▶ _AIM OF THE TASK_
All of the records below must be output exactly, with no pictures carried over.

* start ENTRIES *

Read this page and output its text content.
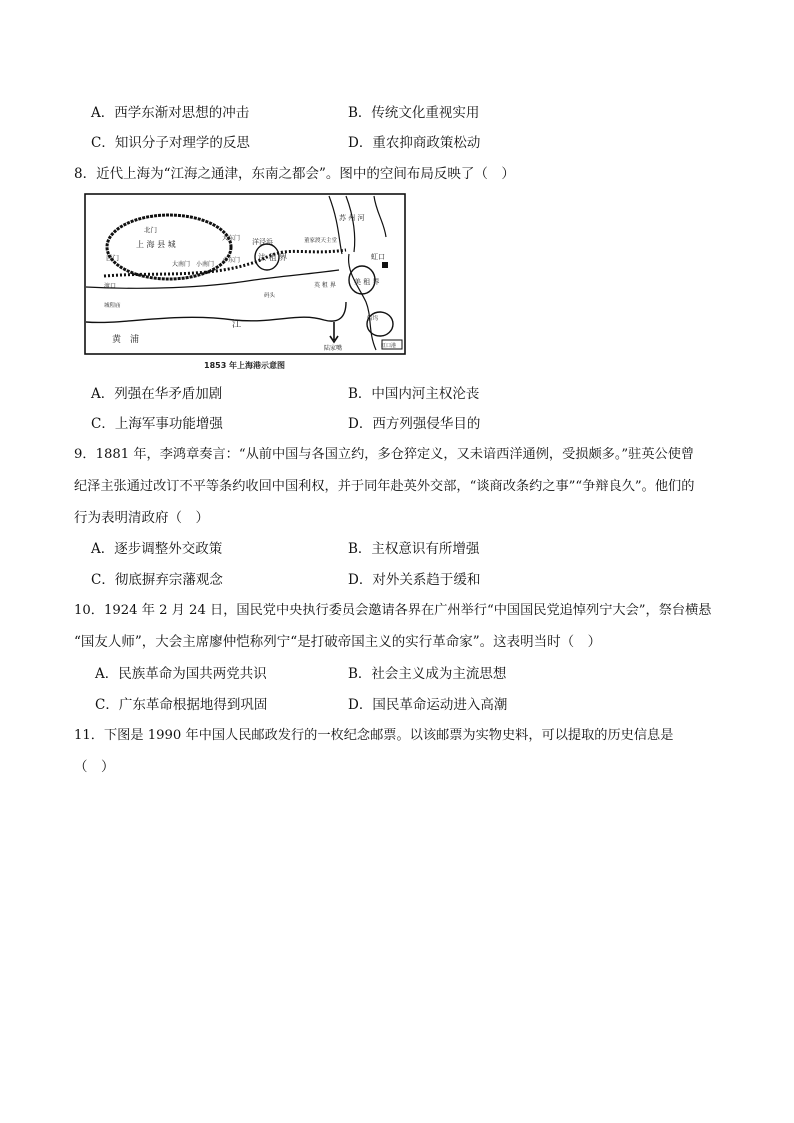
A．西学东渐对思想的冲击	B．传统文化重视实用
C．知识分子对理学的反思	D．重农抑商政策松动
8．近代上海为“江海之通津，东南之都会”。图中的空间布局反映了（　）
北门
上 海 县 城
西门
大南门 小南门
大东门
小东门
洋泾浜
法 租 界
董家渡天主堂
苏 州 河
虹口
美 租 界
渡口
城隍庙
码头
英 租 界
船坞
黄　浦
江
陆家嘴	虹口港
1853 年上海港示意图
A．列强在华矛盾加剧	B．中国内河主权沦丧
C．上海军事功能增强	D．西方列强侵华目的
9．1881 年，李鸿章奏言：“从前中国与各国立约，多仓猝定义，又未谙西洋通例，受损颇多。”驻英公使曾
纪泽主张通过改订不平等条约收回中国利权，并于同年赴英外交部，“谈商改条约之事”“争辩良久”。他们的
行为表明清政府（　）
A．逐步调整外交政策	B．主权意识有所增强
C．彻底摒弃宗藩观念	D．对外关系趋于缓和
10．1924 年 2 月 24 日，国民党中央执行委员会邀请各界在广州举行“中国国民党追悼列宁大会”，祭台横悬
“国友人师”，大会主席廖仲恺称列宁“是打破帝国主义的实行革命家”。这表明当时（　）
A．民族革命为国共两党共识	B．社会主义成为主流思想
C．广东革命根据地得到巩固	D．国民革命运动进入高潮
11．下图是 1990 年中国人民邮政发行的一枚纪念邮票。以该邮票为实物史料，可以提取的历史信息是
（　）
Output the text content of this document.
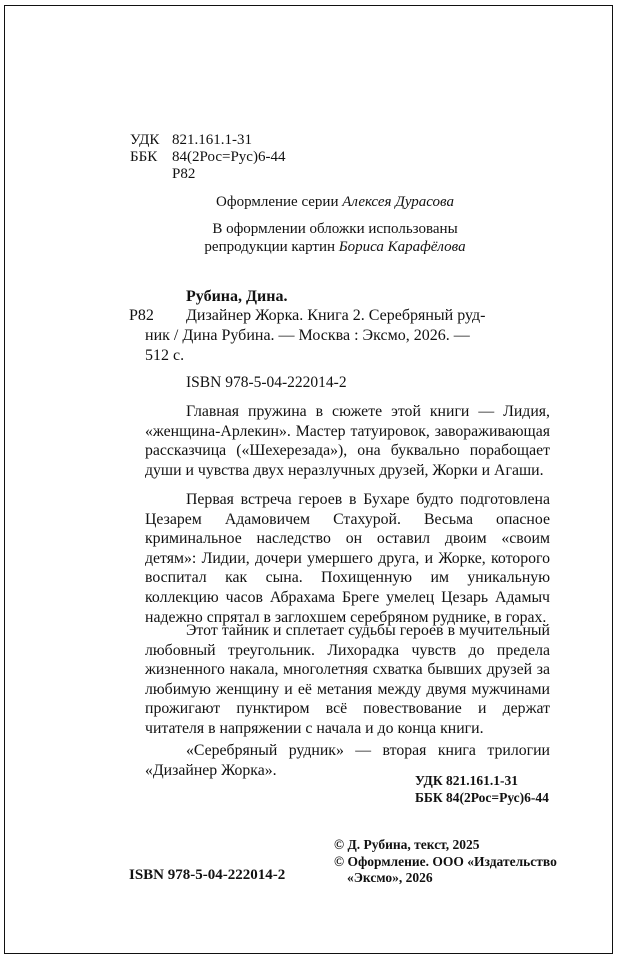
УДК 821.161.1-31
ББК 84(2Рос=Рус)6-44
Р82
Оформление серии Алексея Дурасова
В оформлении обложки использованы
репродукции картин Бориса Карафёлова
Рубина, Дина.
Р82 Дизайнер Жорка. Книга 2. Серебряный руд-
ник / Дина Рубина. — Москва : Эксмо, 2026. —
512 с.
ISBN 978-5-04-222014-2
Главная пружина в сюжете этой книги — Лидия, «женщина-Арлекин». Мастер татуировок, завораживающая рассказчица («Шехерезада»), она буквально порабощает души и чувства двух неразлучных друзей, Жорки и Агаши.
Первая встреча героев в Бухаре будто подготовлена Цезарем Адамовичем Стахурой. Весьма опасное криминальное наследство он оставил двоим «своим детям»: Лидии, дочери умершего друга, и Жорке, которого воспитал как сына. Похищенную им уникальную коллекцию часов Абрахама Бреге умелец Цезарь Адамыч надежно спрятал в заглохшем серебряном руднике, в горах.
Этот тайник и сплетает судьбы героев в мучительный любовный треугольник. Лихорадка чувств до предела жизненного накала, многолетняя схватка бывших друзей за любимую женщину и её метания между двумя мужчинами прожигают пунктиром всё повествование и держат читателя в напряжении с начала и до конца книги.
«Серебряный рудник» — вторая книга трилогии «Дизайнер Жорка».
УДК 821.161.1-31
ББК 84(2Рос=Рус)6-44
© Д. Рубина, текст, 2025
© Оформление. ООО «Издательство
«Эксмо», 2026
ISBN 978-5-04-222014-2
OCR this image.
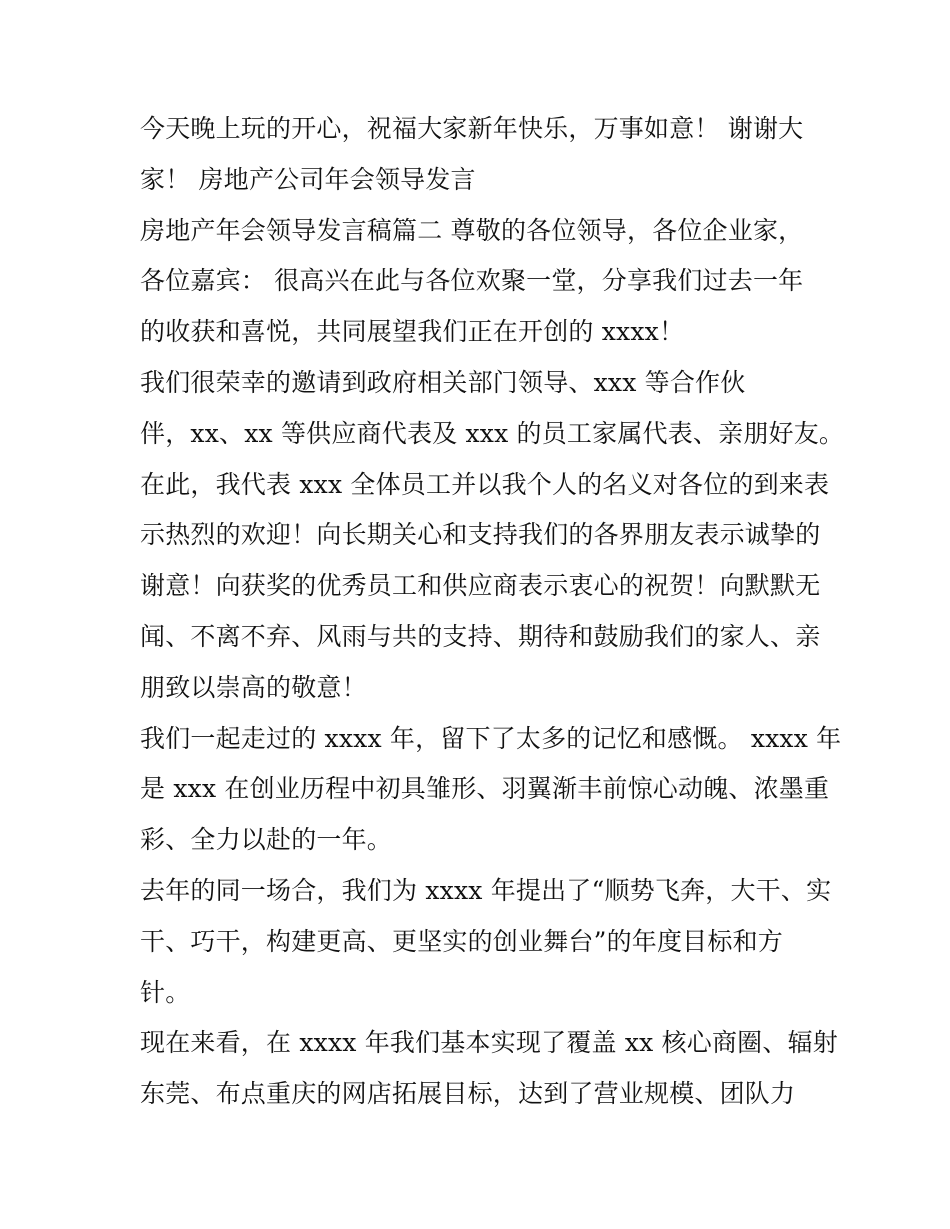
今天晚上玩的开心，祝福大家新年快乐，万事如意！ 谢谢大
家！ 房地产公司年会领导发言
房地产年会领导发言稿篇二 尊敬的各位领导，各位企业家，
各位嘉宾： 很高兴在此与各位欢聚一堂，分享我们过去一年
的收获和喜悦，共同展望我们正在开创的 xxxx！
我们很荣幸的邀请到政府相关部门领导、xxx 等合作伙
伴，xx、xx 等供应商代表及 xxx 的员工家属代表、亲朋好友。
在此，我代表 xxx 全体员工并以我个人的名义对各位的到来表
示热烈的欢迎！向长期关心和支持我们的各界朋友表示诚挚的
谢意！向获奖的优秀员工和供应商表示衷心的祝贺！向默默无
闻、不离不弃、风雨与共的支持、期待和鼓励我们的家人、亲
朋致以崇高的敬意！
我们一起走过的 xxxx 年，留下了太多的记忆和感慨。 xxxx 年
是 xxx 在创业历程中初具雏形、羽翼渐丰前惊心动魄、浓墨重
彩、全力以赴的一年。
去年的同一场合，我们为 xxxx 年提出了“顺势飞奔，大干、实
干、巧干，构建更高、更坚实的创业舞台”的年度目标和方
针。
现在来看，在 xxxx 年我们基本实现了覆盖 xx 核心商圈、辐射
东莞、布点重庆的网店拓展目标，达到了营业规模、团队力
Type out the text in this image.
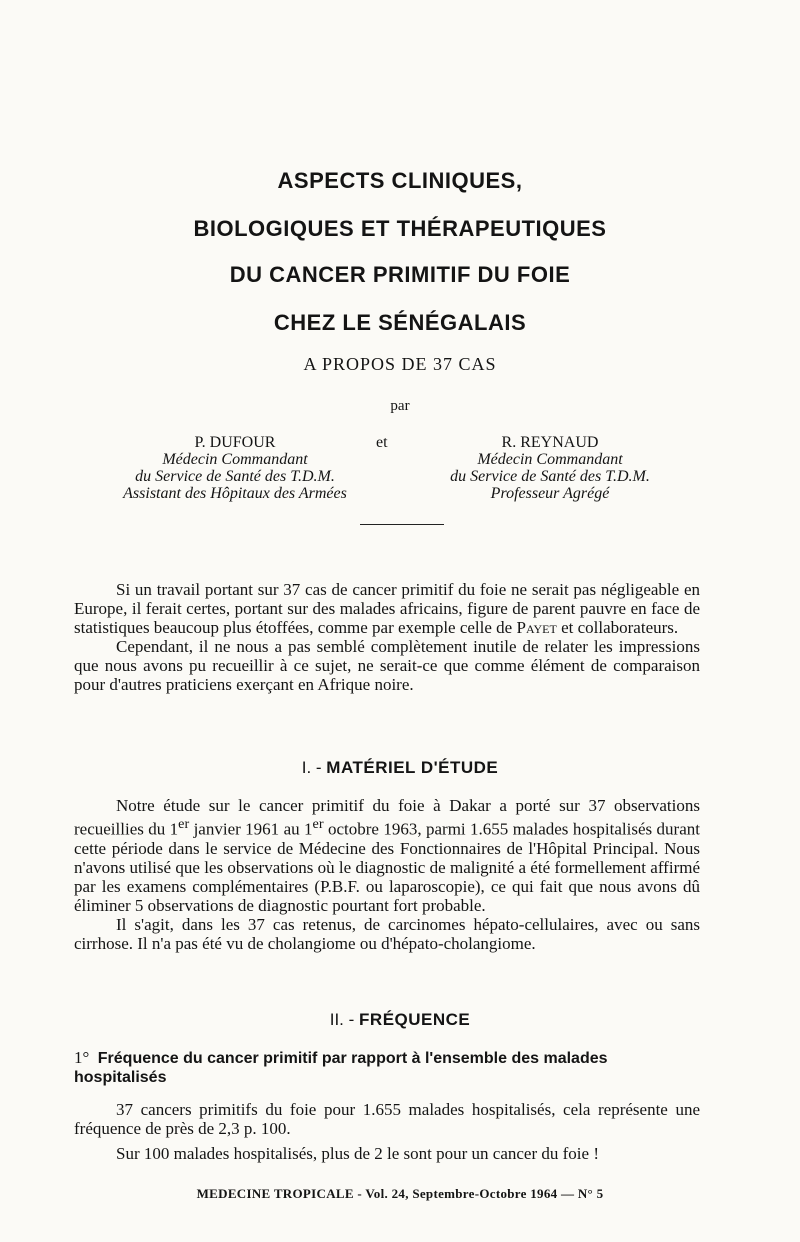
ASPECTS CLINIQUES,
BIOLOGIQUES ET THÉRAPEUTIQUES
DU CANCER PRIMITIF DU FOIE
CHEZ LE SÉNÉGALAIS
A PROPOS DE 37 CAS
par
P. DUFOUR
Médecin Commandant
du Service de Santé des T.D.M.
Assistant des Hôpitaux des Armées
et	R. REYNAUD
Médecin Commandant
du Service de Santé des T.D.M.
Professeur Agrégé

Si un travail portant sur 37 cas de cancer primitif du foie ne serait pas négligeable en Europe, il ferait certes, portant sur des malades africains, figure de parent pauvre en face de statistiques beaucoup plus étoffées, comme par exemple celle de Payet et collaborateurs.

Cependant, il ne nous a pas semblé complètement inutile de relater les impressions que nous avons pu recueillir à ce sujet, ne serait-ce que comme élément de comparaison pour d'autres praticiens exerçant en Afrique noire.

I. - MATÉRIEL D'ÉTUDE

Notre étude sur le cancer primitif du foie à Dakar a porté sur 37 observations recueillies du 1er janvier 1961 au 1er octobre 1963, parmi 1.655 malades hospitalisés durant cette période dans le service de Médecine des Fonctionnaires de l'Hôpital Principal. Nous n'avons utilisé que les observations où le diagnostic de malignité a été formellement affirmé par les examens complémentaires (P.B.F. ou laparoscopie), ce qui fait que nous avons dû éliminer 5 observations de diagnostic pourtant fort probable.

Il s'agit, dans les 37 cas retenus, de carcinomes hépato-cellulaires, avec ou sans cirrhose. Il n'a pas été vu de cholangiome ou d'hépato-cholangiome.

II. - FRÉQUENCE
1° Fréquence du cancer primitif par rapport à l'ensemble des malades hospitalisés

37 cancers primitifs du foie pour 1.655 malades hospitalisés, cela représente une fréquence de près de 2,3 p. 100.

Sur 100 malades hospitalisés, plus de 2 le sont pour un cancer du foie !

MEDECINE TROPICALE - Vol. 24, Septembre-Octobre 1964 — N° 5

* end ENTRIES *

▶ _WRITTEN REPLY_
Read this page and output its text content.
A．西学东渐对思想的冲击	B．传统文化重视实用
C．知识分子对理学的反思	D．重农抑商政策松动
8．近代上海为“江海之通津，东南之都会”。图中的空间布局反映了（　）
北门
上 海 县 城
西门
大南门 小南门
大东门
小东门
洋泾浜
法 租 界
董家渡天主堂
苏 州 河
虹口
美 租 界
渡口
城隍庙
码头
英 租 界
船坞
黄　浦
江
陆家嘴	虹口港
1853 年上海港示意图
A．列强在华矛盾加剧	B．中国内河主权沦丧
C．上海军事功能增强	D．西方列强侵华目的
9．1881 年，李鸿章奏言：“从前中国与各国立约，多仓猝定义，又未谙西洋通例，受损颇多。”驻英公使曾
纪泽主张通过改订不平等条约收回中国利权，并于同年赴英外交部，“谈商改条约之事”“争辩良久”。他们的
行为表明清政府（　）
A．逐步调整外交政策	B．主权意识有所增强
C．彻底摒弃宗藩观念	D．对外关系趋于缓和
10．1924 年 2 月 24 日，国民党中央执行委员会邀请各界在广州举行“中国国民党追悼列宁大会”，祭台横悬
“国友人师”，大会主席廖仲恺称列宁“是打破帝国主义的实行革命家”。这表明当时（　）
A．民族革命为国共两党共识	B．社会主义成为主流思想
C．广东革命根据地得到巩固	D．国民革命运动进入高潮
11．下图是 1990 年中国人民邮政发行的一枚纪念邮票。以该邮票为实物史料，可以提取的历史信息是
（　）
Output the text content of this document.
УДК 821.161.1-31
ББК 84(2Рос=Рус)6-44
Р82
Оформление серии Алексея Дурасова
В оформлении обложки использованы
репродукции картин Бориса Карафёлова
Рубина, Дина.
Р82 Дизайнер Жорка. Книга 2. Серебряный руд-
ник / Дина Рубина. — Москва : Эксмо, 2026. —
512 с.
ISBN 978-5-04-222014-2
Главная пружина в сюжете этой книги — Лидия, «женщина-Арлекин». Мастер татуировок, завораживающая рассказчица («Шехерезада»), она буквально порабощает души и чувства двух неразлучных друзей, Жорки и Агаши.
Первая встреча героев в Бухаре будто подготовлена Цезарем Адамовичем Стахурой. Весьма опасное криминальное наследство он оставил двоим «своим детям»: Лидии, дочери умершего друга, и Жорке, которого воспитал как сына. Похищенную им уникальную коллекцию часов Абрахама Бреге умелец Цезарь Адамыч надежно спрятал в заглохшем серебряном руднике, в горах.
Этот тайник и сплетает судьбы героев в мучительный любовный треугольник. Лихорадка чувств до предела жизненного накала, многолетняя схватка бывших друзей за любимую женщину и её метания между двумя мужчинами прожигают пунктиром всё повествование и держат читателя в напряжении с начала и до конца книги.
«Серебряный рудник» — вторая книга трилогии «Дизайнер Жорка».
УДК 821.161.1-31
ББК 84(2Рос=Рус)6-44
© Д. Рубина, текст, 2025
© Оформление. ООО «Издательство
«Эксмо», 2026
ISBN 978-5-04-222014-2
OCR this image.
今天晚上玩的开心，祝福大家新年快乐，万事如意！ 谢谢大
家！ 房地产公司年会领导发言
房地产年会领导发言稿篇二 尊敬的各位领导，各位企业家，
各位嘉宾： 很高兴在此与各位欢聚一堂，分享我们过去一年
的收获和喜悦，共同展望我们正在开创的 xxxx！
我们很荣幸的邀请到政府相关部门领导、xxx 等合作伙
伴，xx、xx 等供应商代表及 xxx 的员工家属代表、亲朋好友。
在此，我代表 xxx 全体员工并以我个人的名义对各位的到来表
示热烈的欢迎！向长期关心和支持我们的各界朋友表示诚挚的
谢意！向获奖的优秀员工和供应商表示衷心的祝贺！向默默无
闻、不离不弃、风雨与共的支持、期待和鼓励我们的家人、亲
朋致以崇高的敬意！
我们一起走过的 xxxx 年，留下了太多的记忆和感慨。 xxxx 年
是 xxx 在创业历程中初具雏形、羽翼渐丰前惊心动魄、浓墨重
彩、全力以赴的一年。
去年的同一场合，我们为 xxxx 年提出了“顺势飞奔，大干、实
干、巧干，构建更高、更坚实的创业舞台”的年度目标和方
针。
现在来看，在 xxxx 年我们基本实现了覆盖 xx 核心商圈、辐射
东莞、布点重庆的网店拓展目标，达到了营业规模、团队力
Type out the text in this image.
ASPECTS CLINIQUES,
BIOLOGIQUES ET THÉRAPEUTIQUES
DU CANCER PRIMITIF DU FOIE
CHEZ LE SÉNÉGALAIS
A PROPOS DE 37 CAS
par
P. DUFOUR
Médecin Commandant
du Service de Santé des T.D.M.
Assistant des Hôpitaux des Armées
et	R. REYNAUD
Médecin Commandant
du Service de Santé des T.D.M.
Professeur Agrégé

Si un travail portant sur 37 cas de cancer primitif du foie ne serait pas négligeable en Europe, il ferait certes, portant sur des malades africains, figure de parent pauvre en face de statistiques beaucoup plus étoffées, comme par exemple celle de Payet et collaborateurs.

Cependant, il ne nous a pas semblé complètement inutile de relater les impressions que nous avons pu recueillir à ce sujet, ne serait-ce que comme élément de comparaison pour d'autres praticiens exerçant en Afrique noire.

I. - MATÉRIEL D'ÉTUDE

Notre étude sur le cancer primitif du foie à Dakar a porté sur 37 observations recueillies du 1er janvier 1961 au 1er octobre 1963, parmi 1.655 malades hospitalisés durant cette période dans le service de Médecine des Fonctionnaires de l'Hôpital Principal. Nous n'avons utilisé que les observations où le diagnostic de malignité a été formellement affirmé par les examens complémentaires (P.B.F. ou laparoscopie), ce qui fait que nous avons dû éliminer 5 observations de diagnostic pourtant fort probable.

Il s'agit, dans les 37 cas retenus, de carcinomes hépato-cellulaires, avec ou sans cirrhose. Il n'a pas été vu de cholangiome ou d'hépato-cholangiome.

II. - FRÉQUENCE
1° Fréquence du cancer primitif par rapport à l'ensemble des malades hospitalisés

37 cancers primitifs du foie pour 1.655 malades hospitalisés, cela représente une fréquence de près de 2,3 p. 100.

Sur 100 malades hospitalisés, plus de 2 le sont pour un cancer du foie !

MEDECINE TROPICALE - Vol. 24, Septembre-Octobre 1964 — N° 5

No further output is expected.